_Exercise_
Copy each line of the data below exactly, leaving out pictures.

_Records to use_
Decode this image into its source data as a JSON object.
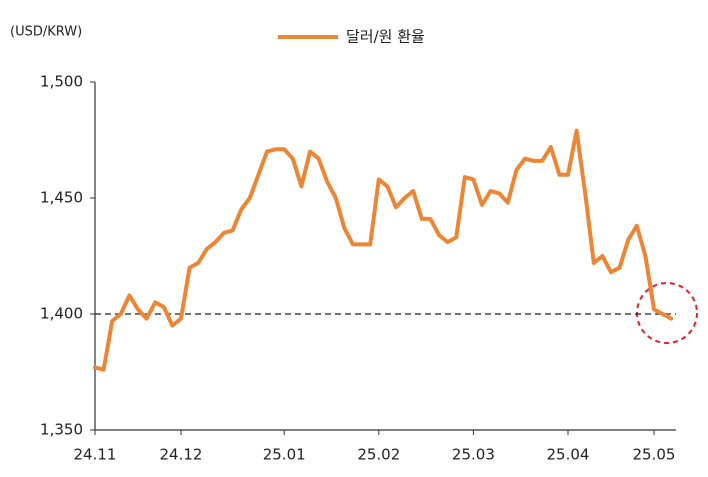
{
  "chart_data": {
    "type": "line",
    "y_axis_label": "(USD/KRW)",
    "categories": [
      "24.11",
      null,
      null,
      null,
      null,
      null,
      null,
      null,
      null,
      null,
      "24.12",
      null,
      null,
      null,
      null,
      null,
      null,
      null,
      null,
      null,
      null,
      null,
      "25.01",
      null,
      null,
      null,
      null,
      null,
      null,
      null,
      null,
      null,
      null,
      "25.02",
      null,
      null,
      null,
      null,
      null,
      null,
      null,
      null,
      null,
      null,
      "25.03",
      null,
      null,
      null,
      null,
      null,
      null,
      null,
      null,
      null,
      null,
      "25.04",
      null,
      null,
      null,
      null,
      null,
      null,
      null,
      null,
      null,
      "25.05",
      null,
      null
    ],
    "series": [
      {
        "name": "달러/원 환율",
        "color": "#ec8534",
        "values": [
          1377,
          1376,
          1397,
          1400,
          1408,
          1402,
          1398,
          1405,
          1403,
          1395,
          1398,
          1420,
          1422,
          1428,
          1431,
          1435,
          1436,
          1445,
          1450,
          1460,
          1470,
          1471,
          1471,
          1467,
          1455,
          1470,
          1467,
          1457,
          1450,
          1437,
          1430,
          1430,
          1430,
          1458,
          1455,
          1446,
          1450,
          1453,
          1441,
          1441,
          1434,
          1431,
          1433,
          1459,
          1458,
          1447,
          1453,
          1452,
          1448,
          1462,
          1467,
          1466,
          1466,
          1472,
          1460,
          1460,
          1479,
          1452,
          1422,
          1425,
          1418,
          1420,
          1432,
          1438,
          1425,
          1402,
          1400,
          1398
        ]
      }
    ],
    "reference_line": 1400,
    "ylim": [
      1350,
      1500
    ],
    "yticks": [
      {
        "value": 1350,
        "label": "1,350"
      },
      {
        "value": 1400,
        "label": "1,400"
      },
      {
        "value": 1450,
        "label": "1,450"
      },
      {
        "value": 1500,
        "label": "1,500"
      }
    ],
    "grid": false,
    "legend": "top"
  }
}
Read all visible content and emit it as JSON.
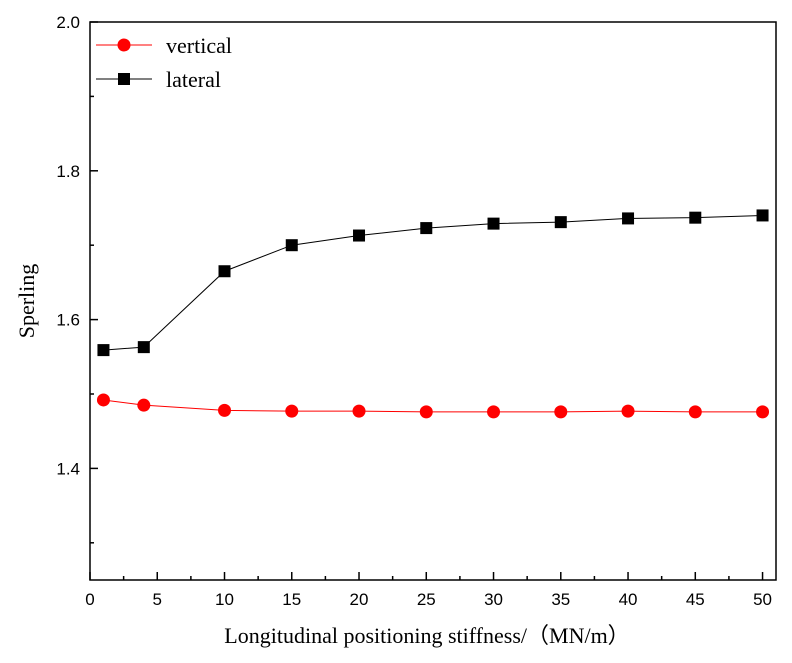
{
  "chart_data": {
    "type": "line",
    "title": "",
    "xlabel": "Longitudinal positioning stiffness/（MN/m）",
    "ylabel": "Sperling",
    "xlim": [
      0,
      51
    ],
    "ylim": [
      1.25,
      2.0
    ],
    "x_ticks": [
      0,
      5,
      10,
      15,
      20,
      25,
      30,
      35,
      40,
      45,
      50
    ],
    "y_ticks": [
      1.4,
      1.6,
      1.8,
      2.0
    ],
    "x_tick_labels": [
      "0",
      "5",
      "10",
      "15",
      "20",
      "25",
      "30",
      "35",
      "40",
      "45",
      "50"
    ],
    "y_tick_labels": [
      "1.4",
      "1.6",
      "1.8",
      "2.0"
    ],
    "grid": false,
    "legend_position": "top-left",
    "x": [
      1,
      4,
      10,
      15,
      20,
      25,
      30,
      35,
      40,
      45,
      50
    ],
    "series": [
      {
        "name": "vertical",
        "color": "#ff0000",
        "marker": "circle",
        "values": [
          1.492,
          1.485,
          1.478,
          1.477,
          1.477,
          1.476,
          1.476,
          1.476,
          1.477,
          1.476,
          1.476
        ]
      },
      {
        "name": "lateral",
        "color": "#000000",
        "marker": "square",
        "values": [
          1.559,
          1.563,
          1.665,
          1.7,
          1.713,
          1.723,
          1.729,
          1.731,
          1.736,
          1.737,
          1.74
        ]
      }
    ]
  }
}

_Exercise result_
Decode this image into its source data as a JSON object.
{
  "chart_data": {
    "type": "line",
    "y_axis_label": "(USD/KRW)",
    "categories": [
      "24.11",
      null,
      null,
      null,
      null,
      null,
      null,
      null,
      null,
      null,
      "24.12",
      null,
      null,
      null,
      null,
      null,
      null,
      null,
      null,
      null,
      null,
      null,
      "25.01",
      null,
      null,
      null,
      null,
      null,
      null,
      null,
      null,
      null,
      null,
      "25.02",
      null,
      null,
      null,
      null,
      null,
      null,
      null,
      null,
      null,
      null,
      "25.03",
      null,
      null,
      null,
      null,
      null,
      null,
      null,
      null,
      null,
      null,
      "25.04",
      null,
      null,
      null,
      null,
      null,
      null,
      null,
      null,
      null,
      "25.05",
      null,
      null
    ],
    "series": [
      {
        "name": "달러/원 환율",
        "color": "#ec8534",
        "values": [
          1377,
          1376,
          1397,
          1400,
          1408,
          1402,
          1398,
          1405,
          1403,
          1395,
          1398,
          1420,
          1422,
          1428,
          1431,
          1435,
          1436,
          1445,
          1450,
          1460,
          1470,
          1471,
          1471,
          1467,
          1455,
          1470,
          1467,
          1457,
          1450,
          1437,
          1430,
          1430,
          1430,
          1458,
          1455,
          1446,
          1450,
          1453,
          1441,
          1441,
          1434,
          1431,
          1433,
          1459,
          1458,
          1447,
          1453,
          1452,
          1448,
          1462,
          1467,
          1466,
          1466,
          1472,
          1460,
          1460,
          1479,
          1452,
          1422,
          1425,
          1418,
          1420,
          1432,
          1438,
          1425,
          1402,
          1400,
          1398
        ]
      }
    ],
    "reference_line": 1400,
    "ylim": [
      1350,
      1500
    ],
    "yticks": [
      {
        "value": 1350,
        "label": "1,350"
      },
      {
        "value": 1400,
        "label": "1,400"
      },
      {
        "value": 1450,
        "label": "1,450"
      },
      {
        "value": 1500,
        "label": "1,500"
      }
    ],
    "grid": false,
    "legend": "top"
  }
}
Read all visible content and emit it as JSON.
{
  "chart_data": {
    "type": "line",
    "title": "",
    "xlabel": "Longitudinal positioning stiffness/（MN/m）",
    "ylabel": "Sperling",
    "xlim": [
      0,
      51
    ],
    "ylim": [
      1.25,
      2.0
    ],
    "x_ticks": [
      0,
      5,
      10,
      15,
      20,
      25,
      30,
      35,
      40,
      45,
      50
    ],
    "y_ticks": [
      1.4,
      1.6,
      1.8,
      2.0
    ],
    "x_tick_labels": [
      "0",
      "5",
      "10",
      "15",
      "20",
      "25",
      "30",
      "35",
      "40",
      "45",
      "50"
    ],
    "y_tick_labels": [
      "1.4",
      "1.6",
      "1.8",
      "2.0"
    ],
    "grid": false,
    "legend_position": "top-left",
    "x": [
      1,
      4,
      10,
      15,
      20,
      25,
      30,
      35,
      40,
      45,
      50
    ],
    "series": [
      {
        "name": "vertical",
        "color": "#ff0000",
        "marker": "circle",
        "values": [
          1.492,
          1.485,
          1.478,
          1.477,
          1.477,
          1.476,
          1.476,
          1.476,
          1.477,
          1.476,
          1.476
        ]
      },
      {
        "name": "lateral",
        "color": "#000000",
        "marker": "square",
        "values": [
          1.559,
          1.563,
          1.665,
          1.7,
          1.713,
          1.723,
          1.729,
          1.731,
          1.736,
          1.737,
          1.74
        ]
      }
    ]
  }
}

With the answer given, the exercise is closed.